— begin Recorded information —
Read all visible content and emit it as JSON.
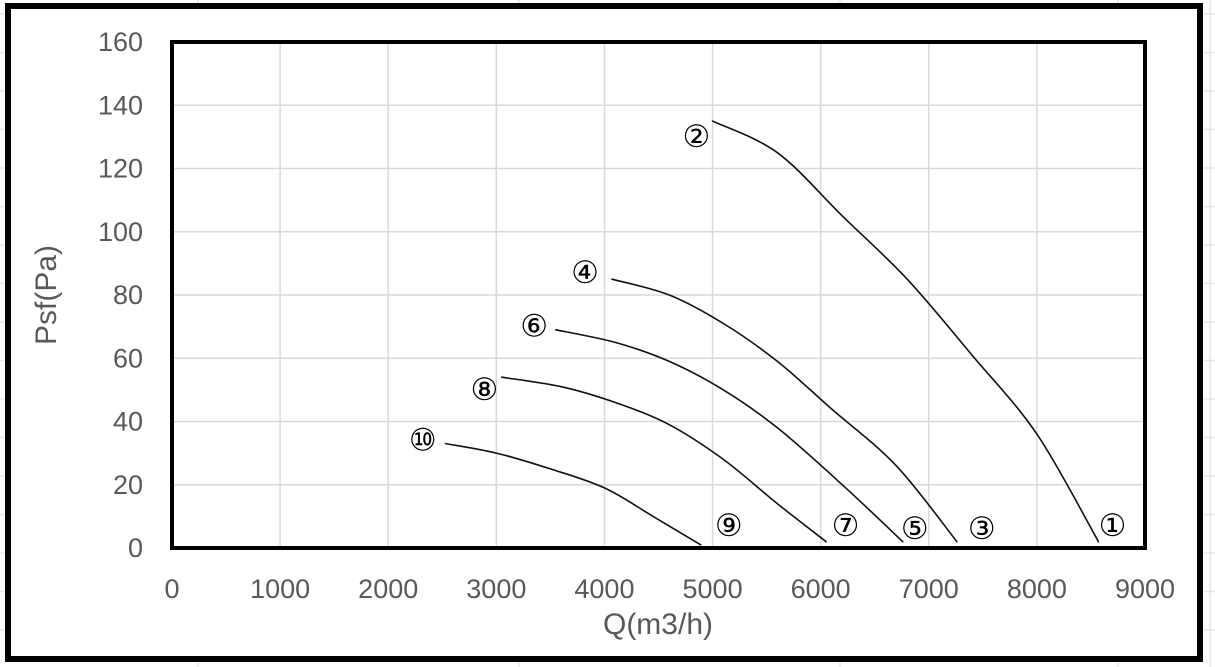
{
  "chart_data": {
    "type": "line",
    "title": "",
    "xlabel": "Q(m3/h)",
    "ylabel": "Psf(Pa)",
    "xlim": [
      0,
      9000
    ],
    "ylim": [
      0,
      160
    ],
    "x_ticks": [
      0,
      1000,
      2000,
      3000,
      4000,
      5000,
      6000,
      7000,
      8000,
      9000
    ],
    "y_ticks": [
      0,
      20,
      40,
      60,
      80,
      100,
      120,
      140,
      160
    ],
    "grid": true,
    "legend": "none",
    "series": [
      {
        "name": "curve-2-1",
        "start_label": "②",
        "end_label": "①",
        "points": [
          [
            5000,
            135
          ],
          [
            5600,
            125
          ],
          [
            6200,
            105
          ],
          [
            6800,
            85
          ],
          [
            7400,
            61
          ],
          [
            8000,
            36
          ],
          [
            8570,
            2
          ]
        ]
      },
      {
        "name": "curve-4-3",
        "start_label": "④",
        "end_label": "③",
        "points": [
          [
            4070,
            85
          ],
          [
            4600,
            80
          ],
          [
            5100,
            71
          ],
          [
            5600,
            59
          ],
          [
            6100,
            44
          ],
          [
            6700,
            26
          ],
          [
            7260,
            2
          ]
        ]
      },
      {
        "name": "curve-6-5",
        "start_label": "⑥",
        "end_label": "⑤",
        "points": [
          [
            3550,
            69
          ],
          [
            4100,
            65
          ],
          [
            4600,
            59
          ],
          [
            5100,
            50
          ],
          [
            5600,
            38
          ],
          [
            6200,
            20
          ],
          [
            6760,
            2
          ]
        ]
      },
      {
        "name": "curve-8-7",
        "start_label": "⑧",
        "end_label": "⑦",
        "points": [
          [
            3050,
            54
          ],
          [
            3600,
            51
          ],
          [
            4100,
            46
          ],
          [
            4600,
            39
          ],
          [
            5100,
            28
          ],
          [
            5600,
            14
          ],
          [
            6050,
            2
          ]
        ]
      },
      {
        "name": "curve-10-9",
        "start_label": "⑩",
        "end_label": "⑨",
        "points": [
          [
            2530,
            33
          ],
          [
            3000,
            30
          ],
          [
            3500,
            25
          ],
          [
            4000,
            19
          ],
          [
            4450,
            10
          ],
          [
            4890,
            1
          ]
        ]
      }
    ],
    "point_labels": [
      {
        "text": "②",
        "q": 4850,
        "p": 130
      },
      {
        "text": "④",
        "q": 3820,
        "p": 87
      },
      {
        "text": "⑥",
        "q": 3350,
        "p": 70
      },
      {
        "text": "⑧",
        "q": 2890,
        "p": 50
      },
      {
        "text": "⑩",
        "q": 2320,
        "p": 34
      },
      {
        "text": "⑨",
        "q": 5150,
        "p": 7
      },
      {
        "text": "⑦",
        "q": 6230,
        "p": 7
      },
      {
        "text": "⑤",
        "q": 6870,
        "p": 6
      },
      {
        "text": "③",
        "q": 7490,
        "p": 6
      },
      {
        "text": "①",
        "q": 8700,
        "p": 7
      }
    ]
  },
  "colors": {
    "background": "#ffffff",
    "curve": "#111111",
    "plot_border": "#000000",
    "outer_border": "#000000",
    "gridline": "#d9d9d9",
    "excel_gridline": "#e7e7e7",
    "axis_text": "#595959",
    "label_text": "#000000"
  }
}
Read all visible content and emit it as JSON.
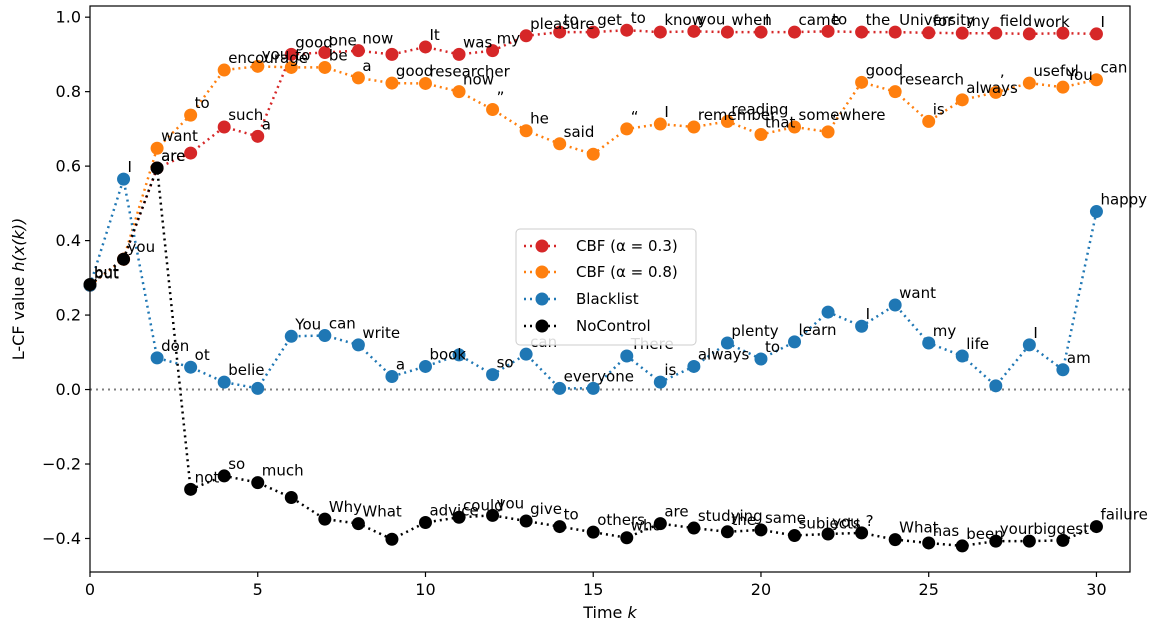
{
  "chart_data": {
    "type": "line",
    "xlabel": "Time k",
    "xlabel_main": "Time ",
    "xlabel_var": "k",
    "ylabel": "L-CF value h(x(k))",
    "ylabel_main": "L-CF value ",
    "ylabel_math": "h(x(k))",
    "xlim": [
      0,
      31
    ],
    "ylim": [
      -0.49,
      1.03
    ],
    "xticks": [
      0,
      5,
      10,
      15,
      20,
      25,
      30
    ],
    "yticks": [
      -0.4,
      -0.2,
      0.0,
      0.2,
      0.4,
      0.6,
      0.8,
      1.0
    ],
    "ytick_labels": [
      "−0.4",
      "−0.2",
      "0.0",
      "0.2",
      "0.4",
      "0.6",
      "0.8",
      "1.0"
    ],
    "reference_line": 0.0,
    "legend_position": "center",
    "series": [
      {
        "name": "CBF (α = 0.3)",
        "color": "#d62728",
        "x": [
          0,
          1,
          2,
          3,
          4,
          5,
          6,
          7,
          8,
          9,
          10,
          11,
          12,
          13,
          14,
          15,
          16,
          17,
          18,
          19,
          20,
          21,
          22,
          23,
          24,
          25,
          26,
          27,
          28,
          29,
          30
        ],
        "y": [
          0.28,
          0.35,
          0.595,
          0.635,
          0.705,
          0.68,
          0.9,
          0.905,
          0.91,
          0.9,
          0.92,
          0.9,
          0.91,
          0.95,
          0.96,
          0.96,
          0.965,
          0.96,
          0.962,
          0.96,
          0.96,
          0.96,
          0.962,
          0.96,
          0.96,
          0.958,
          0.957,
          0.957,
          0.955,
          0.957,
          0.955
        ],
        "labels": [
          "but",
          "you",
          "are",
          "",
          "such",
          "a",
          "good",
          "one",
          "now",
          "",
          "It",
          "was",
          "my",
          "pleasure",
          "to",
          "get",
          "to",
          "know",
          "you",
          "when",
          "I",
          "came",
          "to",
          "the",
          "University",
          "for",
          "my",
          "field",
          "work",
          "",
          "I"
        ]
      },
      {
        "name": "CBF (α = 0.8)",
        "color": "#ff7f0e",
        "x": [
          0,
          1,
          2,
          3,
          4,
          5,
          6,
          7,
          8,
          9,
          10,
          11,
          12,
          13,
          14,
          15,
          16,
          17,
          18,
          19,
          20,
          21,
          22,
          23,
          24,
          25,
          26,
          27,
          28,
          29,
          30
        ],
        "y": [
          0.28,
          0.35,
          0.648,
          0.737,
          0.858,
          0.868,
          0.865,
          0.865,
          0.837,
          0.823,
          0.822,
          0.8,
          0.752,
          0.695,
          0.66,
          0.632,
          0.7,
          0.713,
          0.705,
          0.72,
          0.685,
          0.705,
          0.692,
          0.825,
          0.8,
          0.72,
          0.778,
          0.798,
          0.823,
          0.812,
          0.832
        ],
        "labels": [
          "",
          "",
          "want",
          "to",
          "encourage",
          "you",
          "to",
          "be",
          "a",
          "good",
          "researcher",
          "now",
          "”",
          "he",
          "said",
          "",
          "“",
          "I",
          "remember",
          "reading",
          "that",
          "somewhere",
          "‘",
          "good",
          "research",
          "is",
          "always",
          "’",
          "useful",
          "You",
          "can"
        ]
      },
      {
        "name": "Blacklist",
        "color": "#1f77b4",
        "x": [
          0,
          1,
          2,
          3,
          4,
          5,
          6,
          7,
          8,
          9,
          10,
          11,
          12,
          13,
          14,
          15,
          16,
          17,
          18,
          19,
          20,
          21,
          22,
          23,
          24,
          25,
          26,
          27,
          28,
          29,
          30
        ],
        "y": [
          0.28,
          0.565,
          0.085,
          0.06,
          0.02,
          0.003,
          0.143,
          0.145,
          0.12,
          0.035,
          0.062,
          0.093,
          0.04,
          0.095,
          0.003,
          0.003,
          0.09,
          0.02,
          0.062,
          0.125,
          0.082,
          0.128,
          0.208,
          0.17,
          0.227,
          0.125,
          0.09,
          0.01,
          0.12,
          0.053,
          0.478
        ],
        "labels": [
          "",
          "I",
          "don",
          "ot",
          "belie",
          "",
          "You",
          "can",
          "write",
          "a",
          "book",
          "",
          "so",
          "can",
          "everyone",
          "",
          "There",
          "is",
          "always",
          "plenty",
          "to",
          "learn",
          "",
          "I",
          "want",
          "my",
          "life",
          "",
          "I",
          "am",
          "happy"
        ]
      },
      {
        "name": "NoControl",
        "color": "#000000",
        "x": [
          0,
          1,
          2,
          3,
          4,
          5,
          6,
          7,
          8,
          9,
          10,
          11,
          12,
          13,
          14,
          15,
          16,
          17,
          18,
          19,
          20,
          21,
          22,
          23,
          24,
          25,
          26,
          27,
          28,
          29,
          30
        ],
        "y": [
          0.282,
          0.35,
          0.595,
          -0.268,
          -0.232,
          -0.25,
          -0.29,
          -0.348,
          -0.36,
          -0.402,
          -0.357,
          -0.343,
          -0.338,
          -0.353,
          -0.368,
          -0.383,
          -0.398,
          -0.36,
          -0.372,
          -0.382,
          -0.377,
          -0.392,
          -0.388,
          -0.385,
          -0.403,
          -0.412,
          -0.42,
          -0.407,
          -0.407,
          -0.405,
          -0.368
        ],
        "labels": [
          "but",
          "",
          "are",
          "not",
          "so",
          "much",
          "",
          "Why",
          "What",
          "",
          "advice",
          "could",
          "you",
          "give",
          "to",
          "others",
          "who",
          "are",
          "studying",
          "the",
          "same",
          "subjects",
          "you",
          "?",
          "What",
          "has",
          "been",
          "your",
          "biggest",
          "",
          "failure"
        ]
      }
    ]
  }
}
— end Recorded information —
# Exercise task:
Check each line of the records for "curve" and copy the ones that contain it.

# Complete output:
        "name": "curve-2-1",
        "name": "curve-4-3",
        "name": "curve-6-5",
        "name": "curve-8-7",
        "name": "curve-10-9",
    "curve": "#111111",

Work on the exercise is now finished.